■ **Problem details**
Reproduce all of the data below with every occurrence of "volume-bar" renamed to "volume-column" and every other line left unchanged. Omit the pictures from the output.

Annotated element entries:
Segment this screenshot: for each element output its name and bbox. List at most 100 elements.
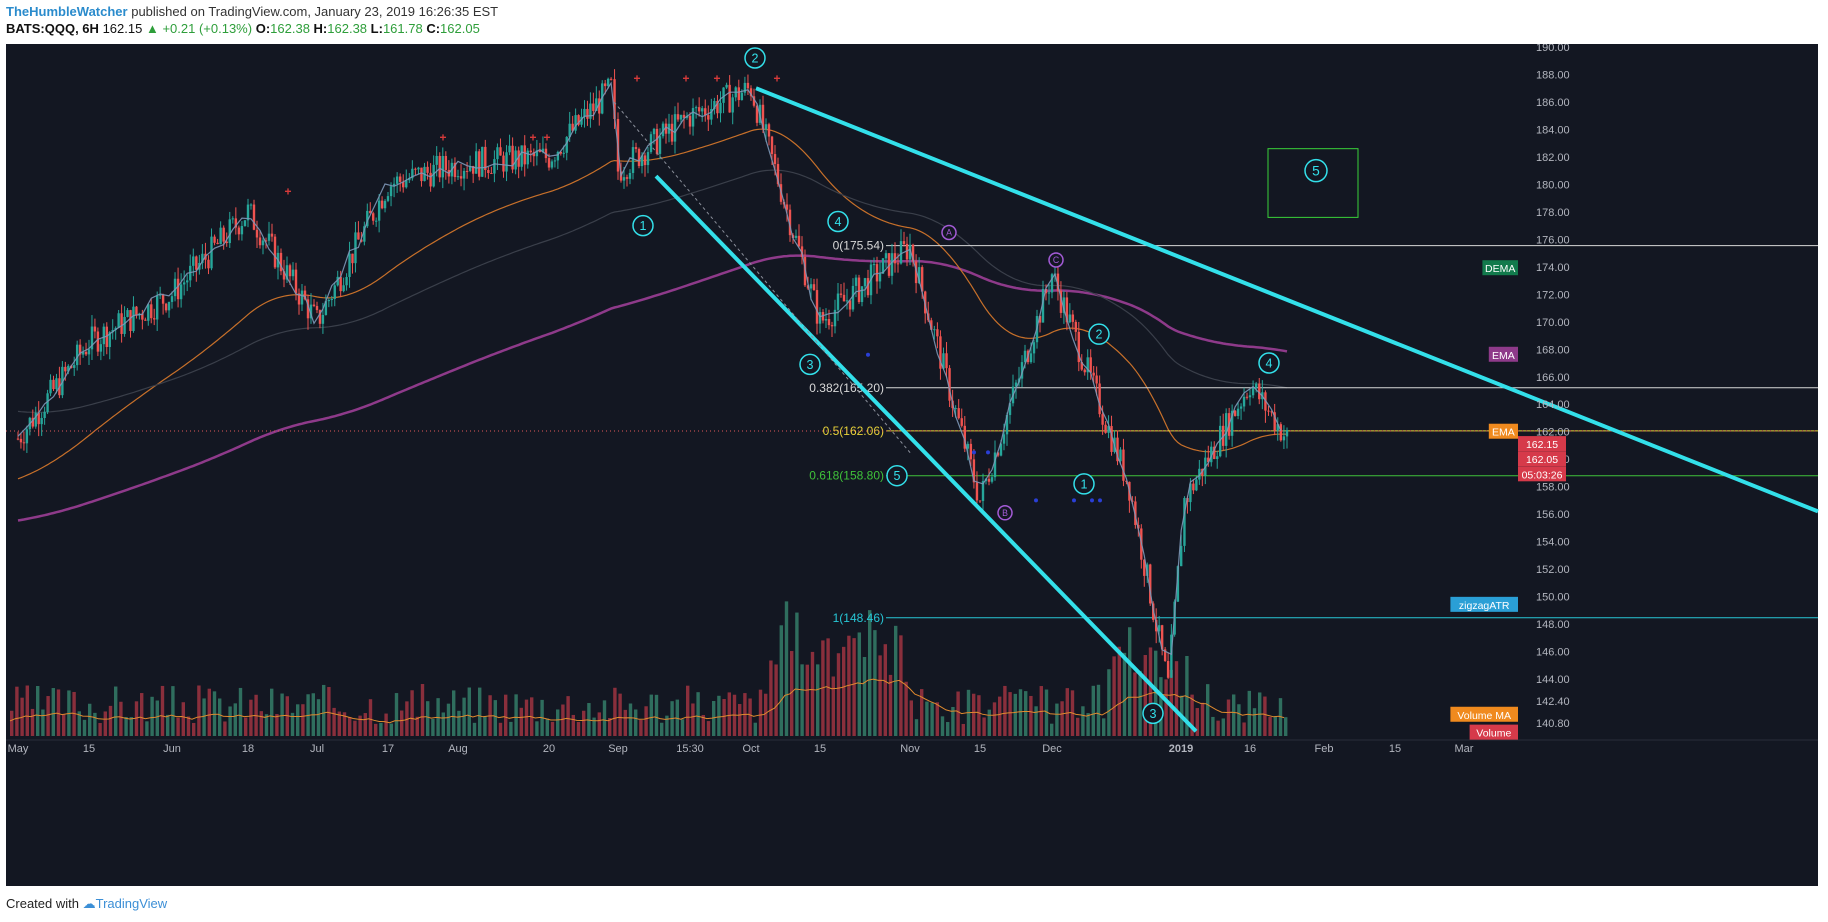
candle-body [1143,559,1146,576]
candle-body [893,253,897,264]
volume-bar [270,688,274,736]
candle-body [102,326,106,345]
volume-bar [290,712,295,736]
candle-body [31,417,34,427]
candle-body [155,295,159,320]
candle-body [740,92,744,101]
volume-bar [348,716,352,736]
candle-body [1233,410,1237,416]
wave-marker-circle [941,224,957,241]
indicator-tag-box [1450,706,1518,722]
channel-lower-line [654,174,1198,733]
price-tag-box [1518,436,1566,452]
volume-bar [1216,720,1220,736]
candle-body [264,240,268,242]
volume-bar [202,698,206,736]
candle-body [694,107,698,109]
candle-body [625,177,629,179]
signal-dot [1090,498,1094,503]
candle-body [34,412,37,427]
candle-body [231,218,234,220]
volume-bar [145,721,149,736]
candle-body [99,344,103,352]
candle-body [1270,411,1273,413]
x-tick-label: Jul [310,743,324,755]
volume-bar [618,693,622,736]
price-chart[interactable]: 0(175.54) 0.382(165.20) 0.5(162.06) 0.618(1… [6,42,1824,886]
y-tick-label: 180.00 [1536,179,1570,191]
volume-bar [296,704,300,736]
wave-marker-circle [827,210,849,233]
candle-body [1125,480,1128,482]
y-tick-label: 190.00 [1536,44,1570,54]
candle-body [613,79,616,120]
volume-bar [363,713,367,736]
volume-bar [353,720,357,736]
candle-body [999,443,1003,456]
candle-body [377,200,381,221]
candle-body [954,408,957,410]
candle-body [395,176,399,184]
candle-body [676,114,680,120]
candle-body [342,285,345,292]
candle-body [234,218,238,228]
volume-bar [961,723,965,736]
wave-marker-label: 5 [894,469,901,483]
candle-body [848,300,852,310]
volume-bar [774,664,778,736]
volume-bar [1164,679,1168,736]
candle-body [1020,362,1024,379]
volume-bar [727,692,731,736]
y-tick-label: 178.00 [1536,207,1570,219]
volume-bar [368,699,373,736]
candle-body [1032,342,1036,354]
candle-body [580,116,583,125]
tradingview-link[interactable]: TradingView [95,896,168,911]
candle-body [303,290,307,300]
chart-background [6,44,1818,886]
candle-body [481,146,484,177]
candle-body [1038,316,1042,323]
candle-body [1071,314,1075,322]
candle-body [1062,297,1066,313]
volume-bar [1252,708,1257,736]
candle-body [1166,661,1170,678]
y-tick-label: 144.00 [1536,674,1570,686]
volume-bar [852,638,856,736]
wave-marker-circle [632,214,654,237]
volume-bar [748,698,752,736]
volume-bar [155,700,159,736]
volume-bar [25,685,29,736]
candle-body [1044,288,1048,294]
chart-area[interactable]: 0(175.54) 0.382(165.20) 0.5(162.06) 0.618(1… [6,42,1824,886]
volume-bar [452,690,456,736]
wave-marker-circle [799,353,821,376]
candle-body [996,452,1000,456]
author-link[interactable]: TheHumbleWatcher [6,4,128,19]
volume-bar [888,674,893,736]
wave-marker-label: C [1053,255,1059,265]
candle-body [84,351,88,355]
overlay-layer: 1 2 3 4 5 A B C 1 2 3 4 5 + + + + + + + + [284,47,1819,733]
candle-body [1122,449,1125,481]
indicator-tag-label: Volume MA [1457,710,1511,722]
candle-body [499,147,502,156]
candle-body [526,150,529,165]
candle-body [1008,403,1012,415]
volume-bar [758,689,763,736]
x-tick-label: 15 [974,743,986,755]
candle-body [640,155,644,167]
volume-bar [1034,706,1038,736]
candle-body [761,104,765,130]
x-tick-label: 17 [382,743,394,755]
signal-dot [972,450,976,455]
volume-bar [1112,656,1116,736]
volume-bar [1138,670,1142,736]
volume-bar [1107,669,1111,736]
candle-body [553,160,557,162]
volume-bar [1096,684,1101,736]
candle-body [345,276,348,286]
volume-bar [426,701,430,736]
candle-body [595,98,598,111]
candle-body [369,210,372,214]
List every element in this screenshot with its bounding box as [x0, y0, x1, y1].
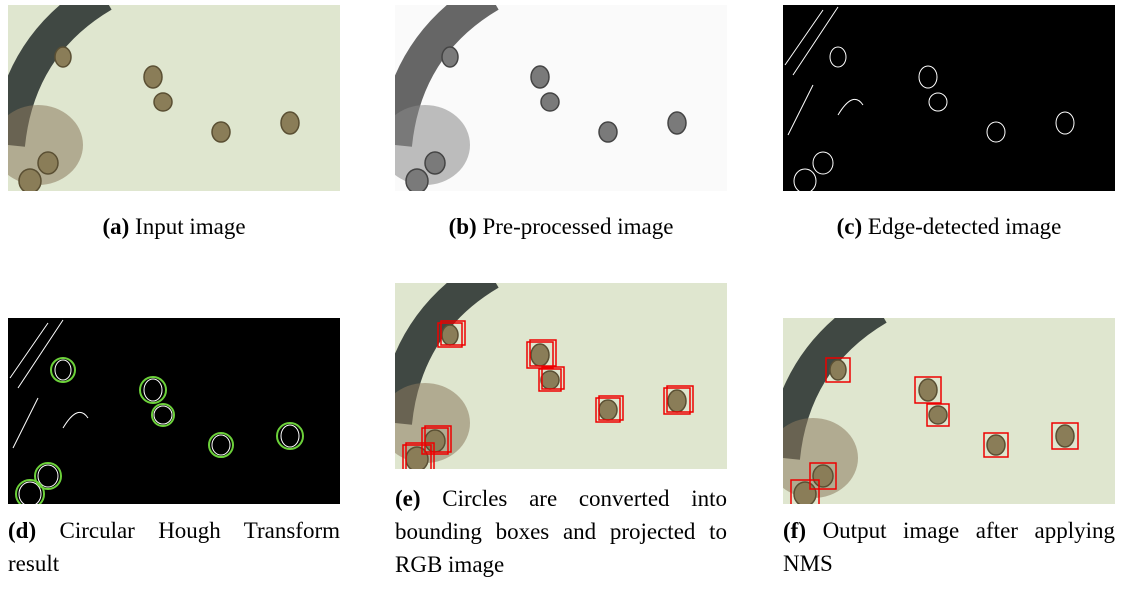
- edge-image: [783, 5, 1115, 191]
- caption-label: (d): [8, 518, 36, 543]
- caption-label: (e): [395, 486, 421, 511]
- caption: (e) Circles are converted into bounding …: [395, 482, 727, 581]
- caption-text: Pre-processed image: [482, 214, 673, 239]
- pollen: [813, 465, 833, 487]
- pollen: [541, 93, 559, 111]
- pollen: [406, 169, 428, 191]
- hough-image: [8, 318, 340, 504]
- pollen: [599, 400, 617, 420]
- caption: (b) Pre-processed image: [395, 210, 727, 243]
- caption-text: Circular Hough Transform result: [8, 518, 340, 576]
- pollen: [38, 152, 58, 174]
- pollen: [919, 379, 937, 401]
- caption-label: (a): [102, 214, 129, 239]
- caption-label: (f): [783, 518, 806, 543]
- pollen: [541, 371, 559, 389]
- caption-label: (b): [449, 214, 477, 239]
- pollen: [425, 430, 445, 452]
- pollen: [144, 66, 162, 88]
- caption-label: (c): [837, 214, 863, 239]
- pollen: [425, 152, 445, 174]
- pollen: [212, 122, 230, 142]
- caption: (d) Circular Hough Transform result: [8, 514, 340, 580]
- pollen: [55, 47, 71, 67]
- figure: (a) Input image (b) Pre-processed image …: [0, 0, 1123, 591]
- pollen: [19, 169, 41, 191]
- preprocessed-image: [395, 5, 727, 191]
- boxes-image: [395, 283, 727, 469]
- input-image: [8, 5, 340, 191]
- pollen: [830, 360, 846, 380]
- pollen: [531, 344, 549, 366]
- caption-text: Edge-detected image: [868, 214, 1061, 239]
- pollen: [794, 482, 816, 504]
- caption-text: Output image after applying NMS: [783, 518, 1115, 576]
- pollen: [281, 112, 299, 134]
- pollen: [1056, 425, 1074, 447]
- caption: (f) Output image after applying NMS: [783, 514, 1115, 580]
- caption-text: Input image: [135, 214, 246, 239]
- caption: (a) Input image: [8, 210, 340, 243]
- caption-text: Circles are converted into bounding boxe…: [395, 486, 727, 577]
- pollen: [442, 47, 458, 67]
- pollen: [668, 112, 686, 134]
- pollen: [442, 325, 458, 345]
- pollen: [531, 66, 549, 88]
- pollen: [987, 435, 1005, 455]
- nms-image: [783, 318, 1115, 504]
- pollen: [929, 406, 947, 424]
- pollen: [668, 390, 686, 412]
- pollen: [599, 122, 617, 142]
- caption: (c) Edge-detected image: [783, 210, 1115, 243]
- pollen: [154, 93, 172, 111]
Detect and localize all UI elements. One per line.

■ **Result for this exercise**
Segment this screenshot: for each element output its name and bbox. List at most 100 elements.
candle-body [1143,559,1146,576]
candle-body [893,253,897,264]
volume-column [270,688,274,736]
candle-body [102,326,106,345]
volume-column [290,712,295,736]
candle-body [31,417,34,427]
candle-body [155,295,159,320]
candle-body [740,92,744,101]
volume-column [348,716,352,736]
candle-body [1233,410,1237,416]
wave-marker-circle [941,224,957,241]
indicator-tag-box [1450,706,1518,722]
channel-lower-line [654,174,1198,733]
price-tag-box [1518,436,1566,452]
volume-column [1216,720,1220,736]
candle-body [264,240,268,242]
volume-column [202,698,206,736]
candle-body [694,107,698,109]
candle-body [625,177,629,179]
signal-dot [1090,498,1094,503]
candle-body [34,412,37,427]
candle-body [231,218,234,220]
volume-column [145,721,149,736]
candle-body [99,344,103,352]
candle-body [1270,411,1273,413]
x-tick-label: Jul [310,743,324,755]
volume-column [618,693,622,736]
price-chart[interactable]: 0(175.54) 0.382(165.20) 0.5(162.06) 0.618(1… [6,42,1824,886]
y-tick-label: 180.00 [1536,179,1570,191]
volume-column [296,704,300,736]
wave-marker-circle [827,210,849,233]
candle-body [1125,480,1128,482]
y-tick-label: 190.00 [1536,44,1570,54]
candle-body [613,79,616,120]
volume-column [363,713,367,736]
volume-column [353,720,357,736]
candle-body [999,443,1003,456]
candle-body [377,200,381,221]
candle-body [954,408,957,410]
candle-body [395,176,399,184]
candle-body [676,114,680,120]
candle-body [342,285,345,292]
candle-body [234,218,238,228]
volume-column [961,723,965,736]
wave-marker-label: 5 [894,469,901,483]
candle-body [848,300,852,310]
volume-column [774,664,778,736]
volume-column [1164,679,1168,736]
candle-body [1020,362,1024,379]
volume-column [727,692,731,736]
y-tick-label: 178.00 [1536,207,1570,219]
volume-column [368,699,373,736]
candle-body [1032,342,1036,354]
candle-body [580,116,583,125]
tradingview-link[interactable]: TradingView [95,896,168,911]
candle-body [303,290,307,300]
chart-background [6,44,1818,886]
candle-body [481,146,484,177]
candle-body [1038,316,1042,323]
candle-body [1071,314,1075,322]
candle-body [1062,297,1066,313]
volume-column [1252,708,1257,736]
candle-body [1166,661,1170,678]
y-tick-label: 144.00 [1536,674,1570,686]
volume-column [852,638,856,736]
wave-marker-circle [632,214,654,237]
volume-column [748,698,752,736]
volume-column [155,700,159,736]
volume-column [25,685,29,736]
candle-body [1044,288,1048,294]
chart-area[interactable]: 0(175.54) 0.382(165.20) 0.5(162.06) 0.618(1… [6,42,1824,886]
volume-column [452,690,456,736]
wave-marker-circle [799,353,821,376]
candle-body [996,452,1000,456]
author-link[interactable]: TheHumbleWatcher [6,4,128,19]
volume-column [888,674,893,736]
wave-marker-label: C [1053,255,1059,265]
candle-body [84,351,88,355]
overlay-layer: 1 2 3 4 5 A B C 1 2 3 4 5 + + + + + + + + [284,47,1819,733]
candle-body [1122,449,1125,481]
indicator-tag-label: Volume MA [1457,710,1511,722]
candle-body [499,147,502,156]
candle-body [526,150,529,165]
candle-body [1008,403,1012,415]
volume-column [758,689,763,736]
x-tick-label: 15 [974,743,986,755]
candle-body [640,155,644,167]
volume-column [1034,706,1038,736]
candle-body [761,104,765,130]
x-tick-label: 17 [382,743,394,755]
signal-dot [972,450,976,455]
volume-column [1112,656,1116,736]
volume-column [1138,670,1142,736]
volume-column [1107,669,1111,736]
candle-body [553,160,557,162]
volume-column [1096,684,1101,736]
candle-body [345,276,348,286]
volume-column [426,701,430,736]
candle-body [595,98,598,111]
candle-body [369,210,372,214]
List every element in this screenshot with its bounding box as [x0, y0, x1, y1].
- edge-image: [783, 5, 1115, 191]
- caption-label: (d): [8, 518, 36, 543]
- caption-label: (e): [395, 486, 421, 511]
- caption: (e) Circles are converted into bounding …: [395, 482, 727, 581]
- caption-text: Pre-processed image: [482, 214, 673, 239]
- pollen: [813, 465, 833, 487]
- pollen: [541, 93, 559, 111]
- pollen: [406, 169, 428, 191]
- hough-image: [8, 318, 340, 504]
- pollen: [599, 400, 617, 420]
- caption: (b) Pre-processed image: [395, 210, 727, 243]
- caption-text: Circular Hough Transform result: [8, 518, 340, 576]
- pollen: [38, 152, 58, 174]
- pollen: [919, 379, 937, 401]
- caption-label: (a): [102, 214, 129, 239]
- caption-label: (f): [783, 518, 806, 543]
- pollen: [541, 371, 559, 389]
- caption-label: (b): [449, 214, 477, 239]
- pollen: [425, 430, 445, 452]
- pollen: [144, 66, 162, 88]
- caption-label: (c): [837, 214, 863, 239]
- pollen: [425, 152, 445, 174]
- pollen: [212, 122, 230, 142]
- caption: (d) Circular Hough Transform result: [8, 514, 340, 580]
- pollen: [55, 47, 71, 67]
- figure: (a) Input image (b) Pre-processed image …: [0, 0, 1123, 591]
- pollen: [19, 169, 41, 191]
- preprocessed-image: [395, 5, 727, 191]
- boxes-image: [395, 283, 727, 469]
- input-image: [8, 5, 340, 191]
- pollen: [830, 360, 846, 380]
- pollen: [531, 344, 549, 366]
- caption-text: Edge-detected image: [868, 214, 1061, 239]
- pollen: [794, 482, 816, 504]
- caption-text: Output image after applying NMS: [783, 518, 1115, 576]
- pollen: [281, 112, 299, 134]
- pollen: [1056, 425, 1074, 447]
- caption: (f) Output image after applying NMS: [783, 514, 1115, 580]
- caption-text: Input image: [135, 214, 246, 239]
- caption: (a) Input image: [8, 210, 340, 243]
- caption-text: Circles are converted into bounding boxe…: [395, 486, 727, 577]
- pollen: [442, 47, 458, 67]
- pollen: [668, 112, 686, 134]
- pollen: [442, 325, 458, 345]
- pollen: [531, 66, 549, 88]
- pollen: [987, 435, 1005, 455]
- nms-image: [783, 318, 1115, 504]
- pollen: [929, 406, 947, 424]
- pollen: [668, 390, 686, 412]
- pollen: [599, 122, 617, 142]
- caption: (c) Edge-detected image: [783, 210, 1115, 243]
- pollen: [154, 93, 172, 111]
Detect and localize all UI elements. One per line.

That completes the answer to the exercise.